## CHALLENGE
Report each line of the data that includes the word "title".
**** RECORD EXTRACTS
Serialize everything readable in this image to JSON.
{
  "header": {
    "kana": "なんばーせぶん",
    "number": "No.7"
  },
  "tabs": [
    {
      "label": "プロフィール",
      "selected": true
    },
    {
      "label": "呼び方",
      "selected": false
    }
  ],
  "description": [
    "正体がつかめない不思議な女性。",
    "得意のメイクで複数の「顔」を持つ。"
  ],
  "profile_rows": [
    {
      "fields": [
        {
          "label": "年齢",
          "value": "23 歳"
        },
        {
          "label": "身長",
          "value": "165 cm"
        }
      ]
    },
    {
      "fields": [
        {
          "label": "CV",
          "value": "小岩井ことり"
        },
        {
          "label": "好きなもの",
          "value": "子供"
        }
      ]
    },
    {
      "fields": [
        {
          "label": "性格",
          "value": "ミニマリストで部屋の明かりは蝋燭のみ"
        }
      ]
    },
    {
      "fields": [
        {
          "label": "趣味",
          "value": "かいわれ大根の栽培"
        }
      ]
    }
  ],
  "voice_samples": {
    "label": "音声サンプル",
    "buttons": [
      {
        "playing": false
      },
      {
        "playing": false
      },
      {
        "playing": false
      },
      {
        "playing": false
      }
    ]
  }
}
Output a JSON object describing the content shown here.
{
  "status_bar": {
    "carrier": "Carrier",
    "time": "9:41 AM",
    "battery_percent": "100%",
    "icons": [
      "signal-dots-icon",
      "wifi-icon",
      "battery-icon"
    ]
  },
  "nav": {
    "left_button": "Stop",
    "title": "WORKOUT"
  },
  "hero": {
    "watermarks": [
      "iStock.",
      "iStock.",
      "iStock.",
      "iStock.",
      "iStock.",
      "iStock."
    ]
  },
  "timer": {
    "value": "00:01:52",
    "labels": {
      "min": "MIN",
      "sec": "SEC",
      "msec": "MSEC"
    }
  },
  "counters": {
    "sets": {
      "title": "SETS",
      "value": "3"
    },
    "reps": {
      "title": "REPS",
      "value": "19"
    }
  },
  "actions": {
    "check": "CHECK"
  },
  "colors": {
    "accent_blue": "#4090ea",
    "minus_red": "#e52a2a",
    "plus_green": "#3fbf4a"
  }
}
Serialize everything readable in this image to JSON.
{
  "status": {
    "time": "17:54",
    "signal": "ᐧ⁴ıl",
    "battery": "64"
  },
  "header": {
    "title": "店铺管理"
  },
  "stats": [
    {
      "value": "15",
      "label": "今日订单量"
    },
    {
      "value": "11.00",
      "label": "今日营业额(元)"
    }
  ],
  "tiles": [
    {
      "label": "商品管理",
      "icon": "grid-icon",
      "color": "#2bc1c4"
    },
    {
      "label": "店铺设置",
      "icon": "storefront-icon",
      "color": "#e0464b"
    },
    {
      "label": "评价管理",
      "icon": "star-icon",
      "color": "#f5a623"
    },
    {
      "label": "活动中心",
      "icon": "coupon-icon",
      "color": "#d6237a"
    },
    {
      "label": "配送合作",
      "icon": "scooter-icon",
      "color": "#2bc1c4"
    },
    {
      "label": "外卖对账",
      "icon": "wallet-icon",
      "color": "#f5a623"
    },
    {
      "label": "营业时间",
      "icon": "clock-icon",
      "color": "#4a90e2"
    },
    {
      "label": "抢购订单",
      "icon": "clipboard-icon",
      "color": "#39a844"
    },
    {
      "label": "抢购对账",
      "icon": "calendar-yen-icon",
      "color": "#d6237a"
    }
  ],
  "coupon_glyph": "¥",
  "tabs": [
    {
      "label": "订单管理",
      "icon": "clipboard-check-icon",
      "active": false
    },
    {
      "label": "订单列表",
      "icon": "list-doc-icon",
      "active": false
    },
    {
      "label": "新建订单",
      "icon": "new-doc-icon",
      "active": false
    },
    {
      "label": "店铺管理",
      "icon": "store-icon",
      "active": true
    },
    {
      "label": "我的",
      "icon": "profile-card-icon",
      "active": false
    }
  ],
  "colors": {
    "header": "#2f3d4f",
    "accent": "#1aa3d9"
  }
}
********
## EXERCISE RESPONSE
    "title": "WORKOUT"
      "title": "SETS",
      "title": "REPS",
    "title": "店铺管理"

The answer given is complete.